*Chart and figure data*:
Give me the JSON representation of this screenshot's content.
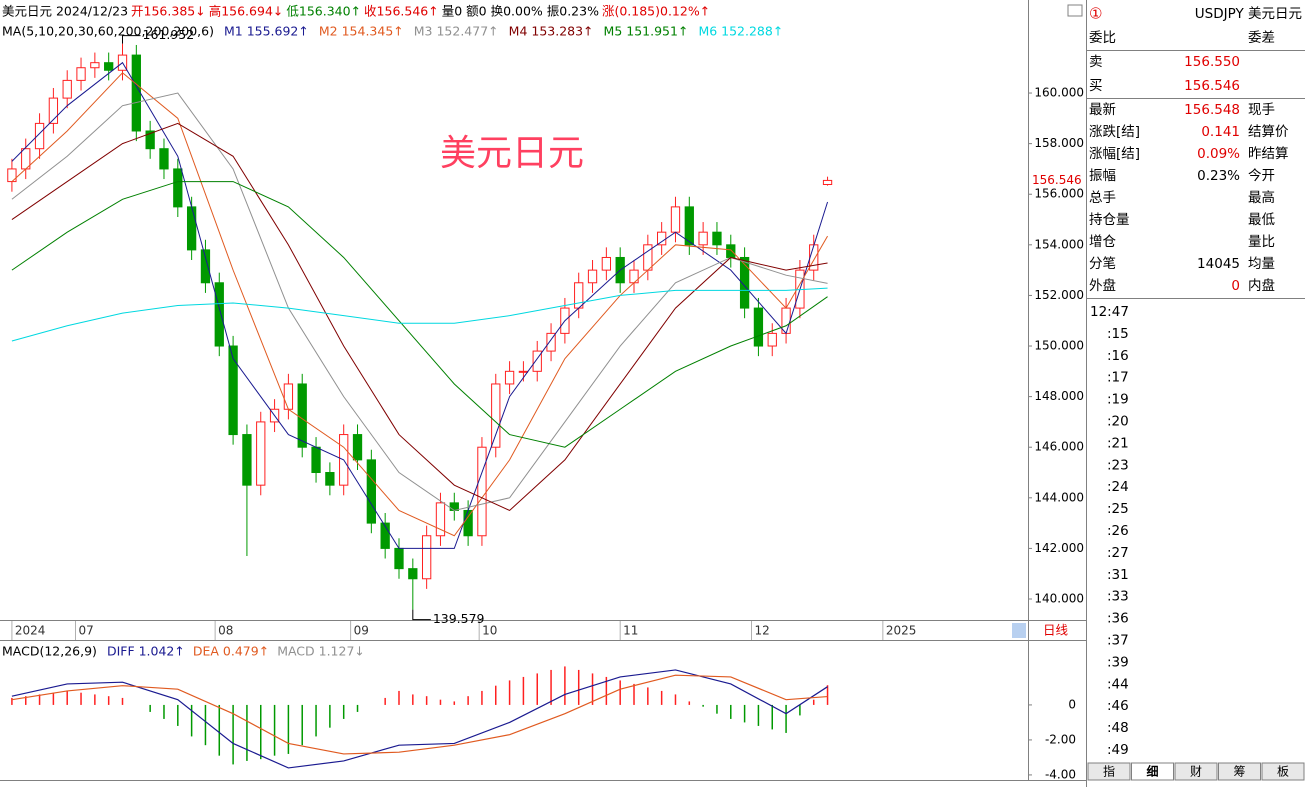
{
  "header": {
    "segments": [
      {
        "text": "美元日元 2024/12/23",
        "color": "#000000"
      },
      {
        "text": "开156.385↓",
        "color": "#e00000"
      },
      {
        "text": "高156.694↓",
        "color": "#e00000"
      },
      {
        "text": "低156.340↑",
        "color": "#008000"
      },
      {
        "text": "收156.546↑",
        "color": "#e00000"
      },
      {
        "text": "量0 额0 换0.00% 振0.23%",
        "color": "#000000"
      },
      {
        "text": "涨(0.185)0.12%↑",
        "color": "#e00000"
      }
    ]
  },
  "watermark": "美元日元",
  "period_tab": "日线",
  "last_price_label": "156.546",
  "chart_data": [
    {
      "type": "candlestick",
      "legend_title": "MA(5,10,20,30,60,200,200,200,6)",
      "xlim": [
        -0.5,
        73.5
      ],
      "xticks": [
        {
          "value": 0,
          "label": "2024"
        },
        {
          "value": 4.6,
          "label": "07"
        },
        {
          "value": 14.7,
          "label": "08"
        },
        {
          "value": 24.5,
          "label": "09"
        },
        {
          "value": 33.8,
          "label": "10"
        },
        {
          "value": 44,
          "label": "11"
        },
        {
          "value": 53.5,
          "label": "12"
        },
        {
          "value": 63,
          "label": "2025"
        }
      ],
      "ylim": [
        139.17,
        163.48
      ],
      "yticks": [
        {
          "value": 140,
          "label": "140.000"
        },
        {
          "value": 142,
          "label": "142.000"
        },
        {
          "value": 144,
          "label": "144.000"
        },
        {
          "value": 146,
          "label": "146.000"
        },
        {
          "value": 148,
          "label": "148.000"
        },
        {
          "value": 150,
          "label": "150.000"
        },
        {
          "value": 152,
          "label": "152.000"
        },
        {
          "value": 154,
          "label": "154.000"
        },
        {
          "value": 156,
          "label": "156.000"
        },
        {
          "value": 158,
          "label": "158.000"
        },
        {
          "value": 160,
          "label": "160.000"
        }
      ],
      "up_color": "#ff2020",
      "down_color": "#009900",
      "open": [
        156.5,
        157.0,
        157.8,
        158.8,
        159.8,
        160.5,
        161.0,
        161.2,
        160.9,
        161.5,
        158.5,
        157.8,
        157.0,
        155.5,
        153.8,
        152.5,
        150.0,
        146.5,
        144.5,
        147.0,
        147.5,
        148.5,
        146.0,
        145.0,
        144.5,
        146.5,
        145.5,
        143.0,
        142.0,
        141.2,
        140.8,
        142.5,
        143.8,
        143.5,
        142.5,
        146.0,
        148.5,
        149.0,
        149.0,
        149.8,
        150.5,
        151.5,
        152.5,
        153.0,
        153.5,
        152.5,
        153.0,
        154.0,
        154.5,
        155.5,
        154.0,
        154.5,
        154.0,
        153.5,
        151.5,
        150.0,
        150.5,
        151.5,
        153.0,
        156.385
      ],
      "high": [
        157.4,
        158.2,
        159.2,
        160.2,
        160.9,
        161.4,
        161.6,
        161.6,
        161.952,
        161.9,
        158.9,
        158.2,
        157.4,
        155.9,
        154.2,
        152.9,
        150.4,
        146.9,
        147.4,
        147.9,
        148.9,
        148.9,
        146.4,
        145.4,
        146.9,
        146.9,
        145.9,
        143.4,
        142.4,
        141.6,
        142.9,
        144.2,
        144.2,
        143.9,
        146.4,
        148.9,
        149.4,
        149.4,
        150.2,
        150.9,
        151.9,
        152.9,
        153.4,
        153.9,
        153.9,
        153.4,
        154.4,
        154.9,
        155.9,
        155.9,
        154.9,
        154.9,
        154.4,
        153.9,
        151.9,
        150.9,
        151.9,
        153.4,
        154.4,
        156.694
      ],
      "low": [
        156.1,
        156.6,
        157.4,
        158.4,
        159.4,
        160.1,
        160.6,
        160.5,
        160.5,
        158.1,
        157.4,
        156.6,
        155.1,
        153.4,
        152.1,
        149.6,
        146.1,
        141.7,
        144.1,
        146.6,
        147.1,
        145.6,
        144.6,
        144.1,
        144.1,
        145.1,
        142.6,
        141.6,
        140.8,
        139.579,
        140.4,
        142.1,
        143.1,
        142.1,
        142.1,
        145.6,
        148.1,
        148.6,
        148.6,
        149.4,
        150.1,
        151.1,
        152.1,
        152.6,
        152.1,
        152.1,
        152.6,
        153.6,
        154.1,
        153.6,
        153.6,
        153.6,
        153.1,
        151.1,
        149.6,
        149.6,
        150.1,
        151.1,
        152.6,
        156.34
      ],
      "close": [
        157.0,
        157.8,
        158.8,
        159.8,
        160.5,
        161.0,
        161.2,
        160.9,
        161.5,
        158.5,
        157.8,
        157.0,
        155.5,
        153.8,
        152.5,
        150.0,
        146.5,
        144.5,
        147.0,
        147.5,
        148.5,
        146.0,
        145.0,
        144.5,
        146.5,
        145.5,
        143.0,
        142.0,
        141.2,
        140.8,
        142.5,
        143.8,
        143.5,
        142.5,
        146.0,
        148.5,
        149.0,
        149.0,
        149.8,
        150.5,
        151.5,
        152.5,
        153.0,
        153.5,
        152.5,
        153.0,
        154.0,
        154.5,
        155.5,
        154.0,
        154.5,
        154.0,
        153.5,
        151.5,
        150.0,
        150.5,
        151.5,
        153.0,
        154.0,
        156.546
      ],
      "annotations": [
        {
          "text": "161.952",
          "x": 8,
          "y": 161.952
        },
        {
          "text": "139.579",
          "x": 29,
          "y": 139.579
        }
      ],
      "series": [
        {
          "name": "M1 155.692↑",
          "color": "#1a1a90",
          "x": [
            0,
            4,
            8,
            12,
            16,
            20,
            24,
            28,
            32,
            36,
            40,
            44,
            48,
            52,
            56,
            59
          ],
          "values": [
            157.3,
            159.5,
            161.2,
            157.5,
            149.5,
            146.5,
            145.5,
            142.0,
            142.0,
            148.0,
            151.0,
            153.0,
            154.5,
            153.0,
            150.5,
            155.692
          ]
        },
        {
          "name": "M2 154.345↑",
          "color": "#e05a20",
          "x": [
            0,
            4,
            8,
            12,
            16,
            20,
            24,
            28,
            32,
            36,
            40,
            44,
            48,
            52,
            56,
            59
          ],
          "values": [
            156.5,
            158.5,
            160.8,
            159.0,
            153.0,
            147.5,
            146.0,
            143.5,
            142.5,
            145.5,
            149.5,
            152.0,
            154.0,
            153.8,
            151.5,
            154.345
          ]
        },
        {
          "name": "M3 152.477↑",
          "color": "#909090",
          "x": [
            0,
            4,
            8,
            12,
            16,
            20,
            24,
            28,
            32,
            36,
            40,
            44,
            48,
            52,
            56,
            59
          ],
          "values": [
            155.8,
            157.5,
            159.5,
            160.0,
            157.0,
            151.5,
            148.0,
            145.0,
            143.5,
            144.0,
            147.0,
            150.0,
            152.5,
            153.5,
            152.8,
            152.477
          ]
        },
        {
          "name": "M4 153.283↑",
          "color": "#800000",
          "x": [
            0,
            4,
            8,
            12,
            16,
            20,
            24,
            28,
            32,
            36,
            40,
            44,
            48,
            52,
            56,
            59
          ],
          "values": [
            155.0,
            156.5,
            158.0,
            158.8,
            157.5,
            154.0,
            150.0,
            146.5,
            144.5,
            143.5,
            145.5,
            148.5,
            151.5,
            153.5,
            153.0,
            153.283
          ]
        },
        {
          "name": "M5 151.951↑",
          "color": "#008000",
          "x": [
            0,
            4,
            8,
            12,
            16,
            20,
            24,
            28,
            32,
            36,
            40,
            44,
            48,
            52,
            56,
            59
          ],
          "values": [
            153.0,
            154.5,
            155.8,
            156.5,
            156.5,
            155.5,
            153.5,
            151.0,
            148.5,
            146.5,
            146.0,
            147.5,
            149.0,
            150.0,
            150.8,
            151.951
          ]
        },
        {
          "name": "M6 152.288↑",
          "color": "#00d8e0",
          "x": [
            0,
            4,
            8,
            12,
            16,
            20,
            24,
            28,
            32,
            36,
            40,
            44,
            48,
            52,
            56,
            59
          ],
          "values": [
            150.2,
            150.8,
            151.3,
            151.6,
            151.7,
            151.5,
            151.2,
            150.9,
            150.9,
            151.2,
            151.6,
            152.0,
            152.2,
            152.2,
            152.2,
            152.288
          ]
        }
      ]
    },
    {
      "type": "macd",
      "legend_title": "MACD(12,26,9)",
      "xlim": [
        -0.5,
        73.5
      ],
      "ylim": [
        -4.29,
        3.71
      ],
      "yticks": [
        0,
        {
          "value": -2,
          "label": "-2.00"
        },
        {
          "value": -4,
          "label": "-4.00"
        }
      ],
      "series": [
        {
          "name": "DIFF 1.042↑",
          "color": "#1a1a90",
          "x": [
            0,
            4,
            8,
            12,
            16,
            20,
            24,
            28,
            32,
            36,
            40,
            44,
            48,
            52,
            56,
            59
          ],
          "values": [
            0.5,
            1.2,
            1.3,
            0.3,
            -2.2,
            -3.6,
            -3.2,
            -2.3,
            -2.2,
            -1.0,
            0.6,
            1.6,
            2.0,
            1.2,
            -0.5,
            1.042
          ]
        },
        {
          "name": "DEA 0.479↑",
          "color": "#e05a20",
          "x": [
            0,
            4,
            8,
            12,
            16,
            20,
            24,
            28,
            32,
            36,
            40,
            44,
            48,
            52,
            56,
            59
          ],
          "values": [
            0.3,
            0.8,
            1.1,
            0.9,
            -0.5,
            -2.2,
            -2.8,
            -2.7,
            -2.3,
            -1.7,
            -0.5,
            0.9,
            1.7,
            1.6,
            0.3,
            0.479
          ]
        }
      ],
      "histogram": {
        "name": "MACD 1.127↓",
        "color": "#909090",
        "up_color": "#ff2020",
        "down_color": "#009900",
        "values": [
          0.4,
          0.5,
          0.6,
          0.7,
          0.8,
          0.7,
          0.6,
          0.5,
          0.4,
          0.0,
          -0.4,
          -0.8,
          -1.2,
          -1.8,
          -2.3,
          -2.9,
          -3.4,
          -3.2,
          -3.1,
          -2.9,
          -2.8,
          -2.3,
          -1.8,
          -1.3,
          -0.8,
          -0.4,
          0.0,
          0.4,
          0.8,
          0.6,
          0.5,
          0.3,
          0.2,
          0.5,
          0.8,
          1.1,
          1.4,
          1.6,
          1.8,
          2.0,
          2.2,
          2.0,
          1.8,
          1.6,
          1.4,
          1.2,
          1.0,
          0.8,
          0.6,
          0.2,
          -0.1,
          -0.5,
          -0.8,
          -1.0,
          -1.2,
          -1.4,
          -1.6,
          -0.6,
          0.3,
          1.127
        ]
      }
    }
  ],
  "quote_panel": {
    "badge": "①",
    "symbol": "USDJPY 美元日元",
    "rows": [
      [
        {
          "text": "委比"
        },
        {
          "text": ""
        },
        {
          "text": "委差"
        }
      ],
      [
        {
          "text": "卖"
        },
        {
          "text": "156.550",
          "color": "#e00000"
        },
        null
      ],
      [
        {
          "text": "买"
        },
        {
          "text": "156.546",
          "color": "#e00000"
        },
        null
      ],
      [
        {
          "text": "最新"
        },
        {
          "text": "156.548",
          "color": "#e00000"
        },
        {
          "text": "现手"
        }
      ],
      [
        {
          "text": "涨跌[结]"
        },
        {
          "text": "0.141",
          "color": "#e00000"
        },
        {
          "text": "结算价"
        }
      ],
      [
        {
          "text": "涨幅[结]"
        },
        {
          "text": "0.09%",
          "color": "#e00000"
        },
        {
          "text": "昨结算"
        }
      ],
      [
        {
          "text": "振幅"
        },
        {
          "text": "0.23%",
          "color": "#000000"
        },
        {
          "text": "今开"
        }
      ],
      [
        {
          "text": "总手"
        },
        null,
        {
          "text": "最高"
        }
      ],
      [
        {
          "text": "持仓量"
        },
        null,
        {
          "text": "最低"
        }
      ],
      [
        {
          "text": "增仓"
        },
        null,
        {
          "text": "量比"
        }
      ],
      [
        {
          "text": "分笔"
        },
        {
          "text": "14045",
          "color": "#000000"
        },
        {
          "text": "均量"
        }
      ],
      [
        {
          "text": "外盘"
        },
        {
          "text": "0",
          "color": "#e00000"
        },
        {
          "text": "内盘"
        }
      ]
    ],
    "times": [
      "12:47",
      ":15",
      ":16",
      ":17",
      ":19",
      ":20",
      ":21",
      ":23",
      ":24",
      ":25",
      ":26",
      ":27",
      ":31",
      ":33",
      ":36",
      ":37",
      ":39",
      ":44",
      ":46",
      ":48",
      ":49"
    ],
    "tabs": [
      "指",
      "细",
      "财",
      "筹",
      "板"
    ],
    "active_tab": 1
  }
}
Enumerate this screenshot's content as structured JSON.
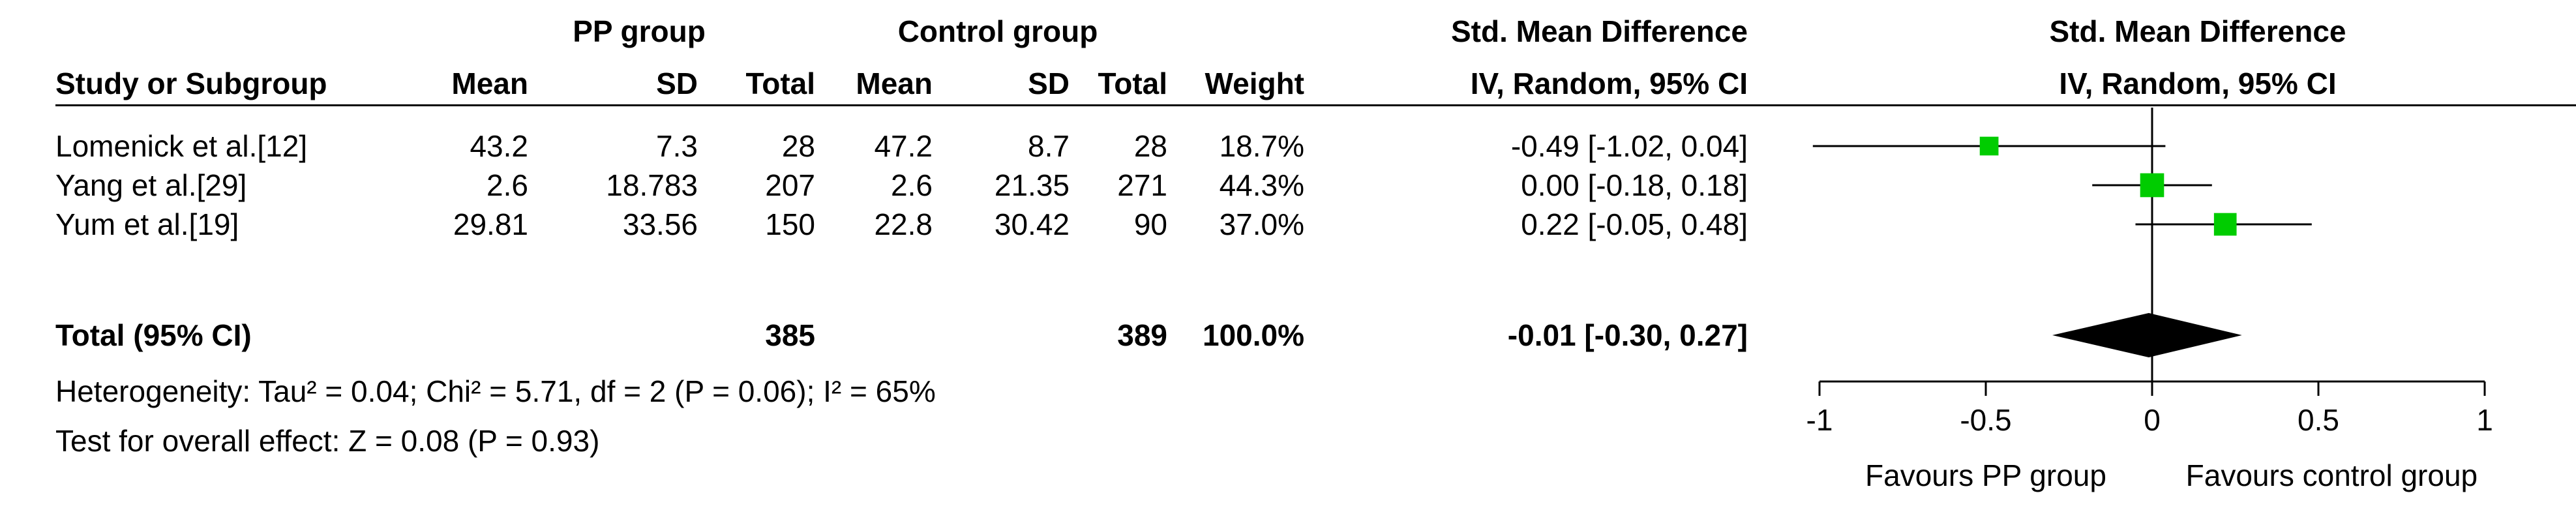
{
  "headers": {
    "group1": "PP group",
    "group2": "Control group",
    "smd": "Std. Mean Difference",
    "smd_sub": "IV, Random, 95% CI",
    "plot_title": "Std. Mean Difference",
    "plot_sub": "IV, Random, 95% CI",
    "cols": {
      "study": "Study or Subgroup",
      "mean1": "Mean",
      "sd1": "SD",
      "total1": "Total",
      "mean2": "Mean",
      "sd2": "SD",
      "total2": "Total",
      "weight": "Weight"
    }
  },
  "studies": [
    {
      "name": "Lomenick et al.[12]",
      "mean1": "43.2",
      "sd1": "7.3",
      "total1": "28",
      "mean2": "47.2",
      "sd2": "8.7",
      "total2": "28",
      "weight": "18.7%",
      "ci_text": "-0.49 [-1.02, 0.04]"
    },
    {
      "name": "Yang et al.[29]",
      "mean1": "2.6",
      "sd1": "18.783",
      "total1": "207",
      "mean2": "2.6",
      "sd2": "21.35",
      "total2": "271",
      "weight": "44.3%",
      "ci_text": "0.00 [-0.18, 0.18]"
    },
    {
      "name": "Yum et al.[19]",
      "mean1": "29.81",
      "sd1": "33.56",
      "total1": "150",
      "mean2": "22.8",
      "sd2": "30.42",
      "total2": "90",
      "weight": "37.0%",
      "ci_text": "0.22 [-0.05, 0.48]"
    }
  ],
  "total": {
    "label": "Total (95% CI)",
    "total1": "385",
    "total2": "389",
    "weight": "100.0%",
    "ci_text": "-0.01 [-0.30, 0.27]"
  },
  "heterogeneity": "Heterogeneity: Tau² = 0.04; Chi² = 5.71, df = 2 (P = 0.06); I² = 65%",
  "overall_effect": "Test for overall effect: Z = 0.08 (P = 0.93)",
  "chart_data": {
    "type": "forest",
    "xlim": [
      -1,
      1
    ],
    "x_ticks": [
      "-1",
      "-0.5",
      "0",
      "0.5",
      "1"
    ],
    "x_tick_values": [
      -1,
      -0.5,
      0,
      0.5,
      1
    ],
    "favours_left": "Favours PP group",
    "favours_right": "Favours control group",
    "points": [
      {
        "name": "Lomenick et al.[12]",
        "estimate": -0.49,
        "lower": -1.02,
        "upper": 0.04,
        "weight": 18.7
      },
      {
        "name": "Yang et al.[29]",
        "estimate": 0.0,
        "lower": -0.18,
        "upper": 0.18,
        "weight": 44.3
      },
      {
        "name": "Yum et al.[19]",
        "estimate": 0.22,
        "lower": -0.05,
        "upper": 0.48,
        "weight": 37.0
      }
    ],
    "pooled": {
      "estimate": -0.01,
      "lower": -0.3,
      "upper": 0.27
    },
    "marker_color": "#00cc00"
  }
}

*THE PROBLEM*: From the entries above, copy each line holding "Difference".

*RESULT*:
    "smd": "Std. Mean Difference",
    "plot_title": "Std. Mean Difference",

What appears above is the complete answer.